Records that describe figures:
::::
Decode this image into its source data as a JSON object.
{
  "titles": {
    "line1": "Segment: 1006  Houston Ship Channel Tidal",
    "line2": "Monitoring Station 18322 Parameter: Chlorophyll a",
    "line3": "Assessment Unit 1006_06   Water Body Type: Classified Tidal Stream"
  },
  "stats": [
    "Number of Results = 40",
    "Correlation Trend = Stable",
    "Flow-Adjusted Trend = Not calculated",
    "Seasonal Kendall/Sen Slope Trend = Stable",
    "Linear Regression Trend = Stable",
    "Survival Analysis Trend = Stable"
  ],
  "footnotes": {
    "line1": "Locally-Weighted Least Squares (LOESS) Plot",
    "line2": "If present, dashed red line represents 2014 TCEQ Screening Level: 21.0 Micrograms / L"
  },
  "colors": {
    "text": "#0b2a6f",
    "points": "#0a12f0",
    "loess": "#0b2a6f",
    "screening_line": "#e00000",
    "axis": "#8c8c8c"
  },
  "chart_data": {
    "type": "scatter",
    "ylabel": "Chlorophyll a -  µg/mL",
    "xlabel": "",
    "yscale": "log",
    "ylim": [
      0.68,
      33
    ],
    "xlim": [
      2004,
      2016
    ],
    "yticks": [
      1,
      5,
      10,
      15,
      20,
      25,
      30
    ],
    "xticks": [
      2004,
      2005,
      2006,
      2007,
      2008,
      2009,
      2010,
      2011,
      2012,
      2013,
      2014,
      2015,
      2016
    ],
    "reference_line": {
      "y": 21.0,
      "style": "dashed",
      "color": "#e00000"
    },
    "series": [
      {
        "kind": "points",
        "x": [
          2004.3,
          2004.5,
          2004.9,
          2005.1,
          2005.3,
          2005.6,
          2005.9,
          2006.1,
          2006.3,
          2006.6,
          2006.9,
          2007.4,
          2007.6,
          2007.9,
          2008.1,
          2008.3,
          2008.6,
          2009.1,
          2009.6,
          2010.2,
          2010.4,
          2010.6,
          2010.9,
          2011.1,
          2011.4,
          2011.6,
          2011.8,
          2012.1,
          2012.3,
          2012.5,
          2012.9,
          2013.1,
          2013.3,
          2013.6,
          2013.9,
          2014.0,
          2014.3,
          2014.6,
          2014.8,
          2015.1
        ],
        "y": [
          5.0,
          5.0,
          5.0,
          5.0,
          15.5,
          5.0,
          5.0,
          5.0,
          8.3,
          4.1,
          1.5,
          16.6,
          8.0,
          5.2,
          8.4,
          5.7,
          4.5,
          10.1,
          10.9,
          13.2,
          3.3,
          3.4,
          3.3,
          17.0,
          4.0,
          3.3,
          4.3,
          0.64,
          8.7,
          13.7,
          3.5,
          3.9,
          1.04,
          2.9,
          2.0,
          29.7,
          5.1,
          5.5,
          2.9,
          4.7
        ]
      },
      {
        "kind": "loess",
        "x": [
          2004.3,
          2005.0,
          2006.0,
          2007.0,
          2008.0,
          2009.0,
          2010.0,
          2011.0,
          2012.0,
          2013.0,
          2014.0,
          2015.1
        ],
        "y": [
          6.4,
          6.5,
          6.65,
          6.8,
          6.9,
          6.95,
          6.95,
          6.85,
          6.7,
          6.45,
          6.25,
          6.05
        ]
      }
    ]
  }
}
::::
Goal: Check each line of the records above for "Stable", and copy those that have it.

Exercise solution:
    "Correlation Trend = Stable",
    "Seasonal Kendall/Sen Slope Trend = Stable",
    "Linear Regression Trend = Stable",
    "Survival Analysis Trend = Stable"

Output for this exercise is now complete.